What you have to do -
Find every line in the records below that holds the word "xlabel", and copy it out.

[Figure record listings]

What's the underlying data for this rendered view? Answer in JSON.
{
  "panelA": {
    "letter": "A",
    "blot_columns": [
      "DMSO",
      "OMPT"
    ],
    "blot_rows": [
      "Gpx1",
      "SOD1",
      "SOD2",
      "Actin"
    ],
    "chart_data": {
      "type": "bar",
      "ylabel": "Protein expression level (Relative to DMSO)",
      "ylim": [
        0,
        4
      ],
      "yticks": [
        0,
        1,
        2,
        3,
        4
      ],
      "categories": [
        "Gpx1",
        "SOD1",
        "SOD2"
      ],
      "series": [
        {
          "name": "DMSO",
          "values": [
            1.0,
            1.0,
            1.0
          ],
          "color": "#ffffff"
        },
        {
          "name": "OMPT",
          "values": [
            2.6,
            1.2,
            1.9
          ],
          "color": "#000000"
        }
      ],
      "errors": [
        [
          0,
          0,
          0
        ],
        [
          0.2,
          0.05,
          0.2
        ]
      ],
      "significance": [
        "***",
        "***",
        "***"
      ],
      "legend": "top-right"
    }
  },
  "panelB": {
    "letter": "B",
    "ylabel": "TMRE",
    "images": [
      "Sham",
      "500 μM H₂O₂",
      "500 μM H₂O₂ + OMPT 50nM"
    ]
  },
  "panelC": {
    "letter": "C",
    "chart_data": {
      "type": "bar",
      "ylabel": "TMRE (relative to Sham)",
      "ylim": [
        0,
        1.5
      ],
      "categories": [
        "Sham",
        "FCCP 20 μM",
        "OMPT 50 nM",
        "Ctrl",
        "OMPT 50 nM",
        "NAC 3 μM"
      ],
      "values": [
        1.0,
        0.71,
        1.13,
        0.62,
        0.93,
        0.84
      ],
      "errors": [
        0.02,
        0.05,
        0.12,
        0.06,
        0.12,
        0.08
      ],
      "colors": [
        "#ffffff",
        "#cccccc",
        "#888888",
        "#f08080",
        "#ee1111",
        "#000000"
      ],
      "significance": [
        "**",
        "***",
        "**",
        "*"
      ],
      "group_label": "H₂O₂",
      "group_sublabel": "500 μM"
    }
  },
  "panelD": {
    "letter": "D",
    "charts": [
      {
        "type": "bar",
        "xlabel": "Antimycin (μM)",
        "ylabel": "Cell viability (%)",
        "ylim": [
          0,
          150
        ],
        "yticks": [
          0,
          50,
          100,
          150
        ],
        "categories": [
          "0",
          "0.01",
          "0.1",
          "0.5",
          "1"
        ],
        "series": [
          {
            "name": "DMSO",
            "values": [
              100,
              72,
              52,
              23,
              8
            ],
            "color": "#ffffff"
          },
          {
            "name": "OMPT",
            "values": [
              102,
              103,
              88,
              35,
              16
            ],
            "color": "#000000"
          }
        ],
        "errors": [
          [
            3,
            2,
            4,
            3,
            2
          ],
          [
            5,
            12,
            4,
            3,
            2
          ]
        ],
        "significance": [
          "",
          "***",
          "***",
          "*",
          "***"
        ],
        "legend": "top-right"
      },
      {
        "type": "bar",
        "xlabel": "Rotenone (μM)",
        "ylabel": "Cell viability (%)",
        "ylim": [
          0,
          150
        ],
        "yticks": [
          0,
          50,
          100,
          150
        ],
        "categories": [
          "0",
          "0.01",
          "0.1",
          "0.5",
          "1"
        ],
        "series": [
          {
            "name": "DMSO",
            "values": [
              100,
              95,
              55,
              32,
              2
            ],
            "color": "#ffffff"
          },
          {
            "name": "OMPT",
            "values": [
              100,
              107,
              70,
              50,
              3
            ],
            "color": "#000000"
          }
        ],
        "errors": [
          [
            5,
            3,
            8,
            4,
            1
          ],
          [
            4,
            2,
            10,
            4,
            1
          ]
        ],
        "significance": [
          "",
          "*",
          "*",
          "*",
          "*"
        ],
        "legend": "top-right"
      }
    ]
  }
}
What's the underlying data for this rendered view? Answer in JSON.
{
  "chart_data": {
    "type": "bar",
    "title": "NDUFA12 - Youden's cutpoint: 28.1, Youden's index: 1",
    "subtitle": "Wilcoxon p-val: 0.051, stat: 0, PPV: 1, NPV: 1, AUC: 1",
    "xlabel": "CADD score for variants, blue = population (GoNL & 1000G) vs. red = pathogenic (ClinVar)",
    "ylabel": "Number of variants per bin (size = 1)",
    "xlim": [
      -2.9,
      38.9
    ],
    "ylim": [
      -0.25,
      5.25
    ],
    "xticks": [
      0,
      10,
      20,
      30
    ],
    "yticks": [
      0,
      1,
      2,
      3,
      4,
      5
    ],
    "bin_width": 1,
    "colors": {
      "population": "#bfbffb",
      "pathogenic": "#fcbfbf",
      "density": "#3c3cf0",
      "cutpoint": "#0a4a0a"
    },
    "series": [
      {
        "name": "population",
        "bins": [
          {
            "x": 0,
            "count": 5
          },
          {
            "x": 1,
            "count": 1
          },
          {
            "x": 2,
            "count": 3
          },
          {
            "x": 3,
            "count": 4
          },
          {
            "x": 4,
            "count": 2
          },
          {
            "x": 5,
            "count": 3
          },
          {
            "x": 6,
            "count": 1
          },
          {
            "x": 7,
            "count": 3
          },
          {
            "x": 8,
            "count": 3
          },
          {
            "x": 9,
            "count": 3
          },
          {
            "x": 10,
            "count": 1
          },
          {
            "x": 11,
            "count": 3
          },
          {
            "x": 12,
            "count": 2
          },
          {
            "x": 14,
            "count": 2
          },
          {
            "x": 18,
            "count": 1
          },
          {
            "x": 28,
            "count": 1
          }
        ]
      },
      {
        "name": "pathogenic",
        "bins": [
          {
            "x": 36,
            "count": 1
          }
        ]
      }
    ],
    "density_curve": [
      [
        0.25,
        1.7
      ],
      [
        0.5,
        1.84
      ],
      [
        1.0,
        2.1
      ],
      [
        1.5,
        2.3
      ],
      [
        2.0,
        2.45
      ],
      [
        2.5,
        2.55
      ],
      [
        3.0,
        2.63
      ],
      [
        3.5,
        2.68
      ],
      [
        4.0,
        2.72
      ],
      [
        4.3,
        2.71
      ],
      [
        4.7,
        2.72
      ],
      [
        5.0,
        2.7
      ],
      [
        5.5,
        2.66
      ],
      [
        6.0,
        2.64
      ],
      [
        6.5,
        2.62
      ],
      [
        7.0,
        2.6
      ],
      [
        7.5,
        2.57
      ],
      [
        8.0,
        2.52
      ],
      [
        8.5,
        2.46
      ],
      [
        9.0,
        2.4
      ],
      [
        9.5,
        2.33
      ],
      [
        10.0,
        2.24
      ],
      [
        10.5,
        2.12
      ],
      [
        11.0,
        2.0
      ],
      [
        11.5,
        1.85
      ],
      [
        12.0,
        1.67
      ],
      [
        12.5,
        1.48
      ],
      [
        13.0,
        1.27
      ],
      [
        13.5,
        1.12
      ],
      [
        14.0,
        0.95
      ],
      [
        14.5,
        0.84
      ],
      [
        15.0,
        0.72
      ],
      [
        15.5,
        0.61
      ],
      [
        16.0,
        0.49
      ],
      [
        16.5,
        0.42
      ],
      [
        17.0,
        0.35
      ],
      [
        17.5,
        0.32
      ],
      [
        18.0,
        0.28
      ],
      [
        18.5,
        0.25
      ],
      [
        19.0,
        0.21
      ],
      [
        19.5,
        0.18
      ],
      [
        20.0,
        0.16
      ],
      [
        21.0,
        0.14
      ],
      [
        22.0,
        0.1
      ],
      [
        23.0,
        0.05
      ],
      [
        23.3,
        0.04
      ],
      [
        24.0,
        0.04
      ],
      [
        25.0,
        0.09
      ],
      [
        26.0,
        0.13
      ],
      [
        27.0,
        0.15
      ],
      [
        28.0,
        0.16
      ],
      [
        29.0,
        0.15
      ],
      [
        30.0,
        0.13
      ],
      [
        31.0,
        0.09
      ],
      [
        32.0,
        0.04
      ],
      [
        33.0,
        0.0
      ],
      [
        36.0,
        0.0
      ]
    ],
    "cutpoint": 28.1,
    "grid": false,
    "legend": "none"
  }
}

Finished task -
        "xlabel": "Antimycin (μM)",
        "xlabel": "Rotenone (μM)",
    "xlabel": "CADD score for variants, blue = population (GoNL & 1000G) vs. red = pathogenic (ClinVar)",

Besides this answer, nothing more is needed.